WRITTEN REQUEST
Count the lines below that contain the word "Purchase", and reply with that number alone.

MATERIAL PROVIDED
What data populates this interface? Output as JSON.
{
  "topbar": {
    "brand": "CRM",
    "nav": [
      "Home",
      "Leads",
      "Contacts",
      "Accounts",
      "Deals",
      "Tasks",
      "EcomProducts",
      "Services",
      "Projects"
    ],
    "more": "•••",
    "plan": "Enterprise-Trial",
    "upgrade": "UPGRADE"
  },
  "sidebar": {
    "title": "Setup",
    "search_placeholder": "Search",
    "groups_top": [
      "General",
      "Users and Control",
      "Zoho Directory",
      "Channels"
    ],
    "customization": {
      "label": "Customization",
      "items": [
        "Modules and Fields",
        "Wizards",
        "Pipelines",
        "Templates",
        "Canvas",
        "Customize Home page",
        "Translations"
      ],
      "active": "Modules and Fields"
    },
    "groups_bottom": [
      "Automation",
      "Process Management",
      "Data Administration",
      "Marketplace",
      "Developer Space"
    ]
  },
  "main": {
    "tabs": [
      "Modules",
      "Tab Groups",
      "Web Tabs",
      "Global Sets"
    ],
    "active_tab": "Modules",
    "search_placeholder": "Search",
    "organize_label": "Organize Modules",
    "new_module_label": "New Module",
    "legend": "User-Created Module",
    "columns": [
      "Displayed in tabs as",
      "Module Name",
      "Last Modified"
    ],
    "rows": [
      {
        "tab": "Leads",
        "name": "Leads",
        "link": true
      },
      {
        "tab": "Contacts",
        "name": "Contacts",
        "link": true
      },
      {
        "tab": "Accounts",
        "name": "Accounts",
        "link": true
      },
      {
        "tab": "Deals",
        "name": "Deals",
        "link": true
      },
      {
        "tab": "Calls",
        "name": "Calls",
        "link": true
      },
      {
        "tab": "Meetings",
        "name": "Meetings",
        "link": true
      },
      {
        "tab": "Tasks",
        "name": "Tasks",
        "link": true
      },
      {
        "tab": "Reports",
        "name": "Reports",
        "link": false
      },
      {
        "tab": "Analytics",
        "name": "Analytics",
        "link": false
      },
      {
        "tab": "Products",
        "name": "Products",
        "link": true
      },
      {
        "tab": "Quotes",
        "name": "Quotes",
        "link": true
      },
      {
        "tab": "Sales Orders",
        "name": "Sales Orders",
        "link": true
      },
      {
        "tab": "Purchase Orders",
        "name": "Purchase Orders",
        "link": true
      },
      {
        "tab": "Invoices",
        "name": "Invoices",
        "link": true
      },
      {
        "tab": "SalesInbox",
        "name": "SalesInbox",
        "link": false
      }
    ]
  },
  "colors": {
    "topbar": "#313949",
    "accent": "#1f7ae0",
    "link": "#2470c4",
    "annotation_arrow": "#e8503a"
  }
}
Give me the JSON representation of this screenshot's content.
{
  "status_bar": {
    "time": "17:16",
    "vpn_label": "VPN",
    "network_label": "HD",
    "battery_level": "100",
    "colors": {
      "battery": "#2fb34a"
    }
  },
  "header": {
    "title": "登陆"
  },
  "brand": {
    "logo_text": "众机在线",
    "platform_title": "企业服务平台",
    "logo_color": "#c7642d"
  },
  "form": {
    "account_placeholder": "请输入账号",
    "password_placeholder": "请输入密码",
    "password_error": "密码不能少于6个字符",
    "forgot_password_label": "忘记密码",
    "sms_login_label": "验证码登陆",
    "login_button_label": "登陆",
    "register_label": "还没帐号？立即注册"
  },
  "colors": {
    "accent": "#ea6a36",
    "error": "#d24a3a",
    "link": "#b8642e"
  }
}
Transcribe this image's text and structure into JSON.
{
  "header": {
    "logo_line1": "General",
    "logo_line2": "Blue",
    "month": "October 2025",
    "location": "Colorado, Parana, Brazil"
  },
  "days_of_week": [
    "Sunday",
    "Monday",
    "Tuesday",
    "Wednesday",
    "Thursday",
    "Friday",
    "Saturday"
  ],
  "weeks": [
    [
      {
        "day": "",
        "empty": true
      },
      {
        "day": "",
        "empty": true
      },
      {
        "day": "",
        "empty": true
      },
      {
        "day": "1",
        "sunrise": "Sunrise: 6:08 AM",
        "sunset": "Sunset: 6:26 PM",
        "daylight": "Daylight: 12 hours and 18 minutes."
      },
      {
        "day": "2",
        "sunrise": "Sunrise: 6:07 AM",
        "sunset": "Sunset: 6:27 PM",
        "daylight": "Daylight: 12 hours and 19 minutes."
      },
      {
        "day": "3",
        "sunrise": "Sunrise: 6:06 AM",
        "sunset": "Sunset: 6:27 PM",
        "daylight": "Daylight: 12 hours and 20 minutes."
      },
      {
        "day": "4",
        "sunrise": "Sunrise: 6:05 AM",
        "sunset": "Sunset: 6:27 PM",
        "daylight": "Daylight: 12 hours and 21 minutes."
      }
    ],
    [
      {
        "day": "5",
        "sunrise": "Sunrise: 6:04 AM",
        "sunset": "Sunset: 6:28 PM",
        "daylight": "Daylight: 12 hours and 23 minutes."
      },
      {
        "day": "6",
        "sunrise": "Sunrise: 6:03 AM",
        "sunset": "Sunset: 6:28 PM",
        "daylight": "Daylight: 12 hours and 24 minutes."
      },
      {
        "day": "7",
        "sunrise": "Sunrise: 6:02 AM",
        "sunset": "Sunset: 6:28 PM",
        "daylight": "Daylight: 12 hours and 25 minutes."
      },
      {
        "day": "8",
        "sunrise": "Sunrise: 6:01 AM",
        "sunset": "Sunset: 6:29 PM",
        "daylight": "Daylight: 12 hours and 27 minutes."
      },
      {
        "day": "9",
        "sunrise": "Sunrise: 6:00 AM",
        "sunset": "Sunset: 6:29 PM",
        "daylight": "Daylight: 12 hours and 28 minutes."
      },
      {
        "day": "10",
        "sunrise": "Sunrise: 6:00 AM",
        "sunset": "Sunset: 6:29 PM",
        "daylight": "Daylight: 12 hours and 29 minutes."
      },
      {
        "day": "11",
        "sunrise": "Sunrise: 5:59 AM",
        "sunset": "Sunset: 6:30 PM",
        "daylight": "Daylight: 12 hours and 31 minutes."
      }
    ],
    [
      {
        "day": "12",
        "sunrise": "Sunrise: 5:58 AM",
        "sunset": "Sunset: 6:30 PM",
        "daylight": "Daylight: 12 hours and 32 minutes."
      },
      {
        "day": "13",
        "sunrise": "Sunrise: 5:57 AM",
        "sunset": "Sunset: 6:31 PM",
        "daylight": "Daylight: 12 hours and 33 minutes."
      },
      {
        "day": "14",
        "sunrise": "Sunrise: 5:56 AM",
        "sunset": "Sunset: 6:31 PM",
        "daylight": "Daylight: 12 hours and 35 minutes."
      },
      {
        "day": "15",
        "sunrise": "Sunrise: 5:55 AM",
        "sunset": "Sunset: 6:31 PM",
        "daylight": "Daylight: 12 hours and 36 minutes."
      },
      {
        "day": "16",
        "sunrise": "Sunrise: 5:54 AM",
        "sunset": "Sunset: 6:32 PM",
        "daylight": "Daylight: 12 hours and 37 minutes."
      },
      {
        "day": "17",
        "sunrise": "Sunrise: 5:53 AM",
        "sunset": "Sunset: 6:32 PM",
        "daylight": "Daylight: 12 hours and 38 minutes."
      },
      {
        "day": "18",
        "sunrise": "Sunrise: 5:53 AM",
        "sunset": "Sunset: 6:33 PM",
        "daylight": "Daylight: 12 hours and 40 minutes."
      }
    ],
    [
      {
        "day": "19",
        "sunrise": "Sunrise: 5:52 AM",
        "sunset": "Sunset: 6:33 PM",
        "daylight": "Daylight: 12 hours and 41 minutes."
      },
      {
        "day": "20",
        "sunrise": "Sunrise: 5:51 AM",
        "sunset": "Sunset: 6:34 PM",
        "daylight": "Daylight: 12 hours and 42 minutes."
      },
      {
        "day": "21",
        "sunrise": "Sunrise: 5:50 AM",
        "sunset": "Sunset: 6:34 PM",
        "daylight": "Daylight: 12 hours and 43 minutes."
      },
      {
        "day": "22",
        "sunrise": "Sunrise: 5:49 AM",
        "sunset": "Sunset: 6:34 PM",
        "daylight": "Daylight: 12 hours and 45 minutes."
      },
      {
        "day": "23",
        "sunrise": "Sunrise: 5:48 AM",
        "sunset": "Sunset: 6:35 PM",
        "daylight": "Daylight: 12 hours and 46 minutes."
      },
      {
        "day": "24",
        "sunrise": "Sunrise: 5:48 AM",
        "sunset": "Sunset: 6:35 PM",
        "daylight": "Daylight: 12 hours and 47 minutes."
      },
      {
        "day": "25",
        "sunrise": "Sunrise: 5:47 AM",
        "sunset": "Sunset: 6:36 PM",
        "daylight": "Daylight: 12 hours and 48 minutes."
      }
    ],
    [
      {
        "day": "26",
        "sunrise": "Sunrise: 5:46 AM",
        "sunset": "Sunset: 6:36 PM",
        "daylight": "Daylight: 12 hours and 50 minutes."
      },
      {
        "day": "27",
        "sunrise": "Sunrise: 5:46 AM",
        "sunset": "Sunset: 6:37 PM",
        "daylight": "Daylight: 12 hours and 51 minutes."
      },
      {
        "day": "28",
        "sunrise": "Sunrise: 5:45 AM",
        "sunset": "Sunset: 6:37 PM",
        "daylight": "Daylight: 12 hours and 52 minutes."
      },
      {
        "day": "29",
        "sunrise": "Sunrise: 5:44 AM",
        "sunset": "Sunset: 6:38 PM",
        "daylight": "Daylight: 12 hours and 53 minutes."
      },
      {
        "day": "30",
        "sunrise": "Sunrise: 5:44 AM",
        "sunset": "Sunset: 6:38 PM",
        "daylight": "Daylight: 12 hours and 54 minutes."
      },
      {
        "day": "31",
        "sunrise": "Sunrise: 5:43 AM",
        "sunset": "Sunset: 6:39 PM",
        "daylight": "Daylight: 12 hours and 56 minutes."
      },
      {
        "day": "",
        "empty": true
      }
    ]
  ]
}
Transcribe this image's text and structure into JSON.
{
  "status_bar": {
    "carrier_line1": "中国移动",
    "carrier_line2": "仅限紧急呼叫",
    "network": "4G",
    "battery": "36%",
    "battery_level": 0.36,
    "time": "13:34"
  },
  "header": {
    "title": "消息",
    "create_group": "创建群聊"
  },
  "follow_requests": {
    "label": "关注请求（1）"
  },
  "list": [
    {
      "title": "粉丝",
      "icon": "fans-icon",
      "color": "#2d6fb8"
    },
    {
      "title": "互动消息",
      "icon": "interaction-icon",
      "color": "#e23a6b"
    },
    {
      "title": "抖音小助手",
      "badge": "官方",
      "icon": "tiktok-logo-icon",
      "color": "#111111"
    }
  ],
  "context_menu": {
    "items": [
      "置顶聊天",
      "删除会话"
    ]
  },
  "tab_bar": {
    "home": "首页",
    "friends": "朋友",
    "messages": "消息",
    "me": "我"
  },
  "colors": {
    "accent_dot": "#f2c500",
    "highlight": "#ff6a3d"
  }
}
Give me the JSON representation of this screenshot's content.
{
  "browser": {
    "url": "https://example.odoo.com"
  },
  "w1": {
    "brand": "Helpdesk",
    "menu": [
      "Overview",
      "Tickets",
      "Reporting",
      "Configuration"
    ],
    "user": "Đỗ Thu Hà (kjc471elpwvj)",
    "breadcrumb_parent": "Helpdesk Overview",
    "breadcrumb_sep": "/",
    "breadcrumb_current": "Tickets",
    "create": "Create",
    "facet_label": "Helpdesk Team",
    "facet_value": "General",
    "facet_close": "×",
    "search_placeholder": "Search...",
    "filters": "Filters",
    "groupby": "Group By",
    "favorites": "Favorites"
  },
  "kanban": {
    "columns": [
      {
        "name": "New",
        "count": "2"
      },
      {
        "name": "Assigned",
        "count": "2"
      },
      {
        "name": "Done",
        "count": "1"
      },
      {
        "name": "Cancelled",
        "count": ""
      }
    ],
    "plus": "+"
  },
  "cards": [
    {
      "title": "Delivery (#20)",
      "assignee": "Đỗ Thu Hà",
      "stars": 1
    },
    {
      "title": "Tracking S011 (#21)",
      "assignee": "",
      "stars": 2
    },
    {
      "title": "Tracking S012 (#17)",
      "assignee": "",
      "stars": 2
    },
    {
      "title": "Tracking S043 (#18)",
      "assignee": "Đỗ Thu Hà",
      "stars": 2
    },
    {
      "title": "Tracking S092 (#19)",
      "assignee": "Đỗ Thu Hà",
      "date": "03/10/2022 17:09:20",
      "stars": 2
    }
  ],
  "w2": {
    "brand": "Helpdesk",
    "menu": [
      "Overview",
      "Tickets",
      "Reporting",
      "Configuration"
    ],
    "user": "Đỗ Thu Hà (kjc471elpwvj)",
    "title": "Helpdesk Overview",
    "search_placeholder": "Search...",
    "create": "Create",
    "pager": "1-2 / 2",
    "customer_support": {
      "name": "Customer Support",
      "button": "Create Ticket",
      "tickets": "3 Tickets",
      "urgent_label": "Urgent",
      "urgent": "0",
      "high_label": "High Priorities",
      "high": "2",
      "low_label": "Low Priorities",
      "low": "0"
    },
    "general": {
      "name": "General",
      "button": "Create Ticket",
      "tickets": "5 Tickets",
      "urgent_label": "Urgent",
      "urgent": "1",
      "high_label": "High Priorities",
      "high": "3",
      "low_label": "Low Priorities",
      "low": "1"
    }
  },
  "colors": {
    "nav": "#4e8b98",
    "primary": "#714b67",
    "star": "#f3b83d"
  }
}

WRITTEN SOLUTION
2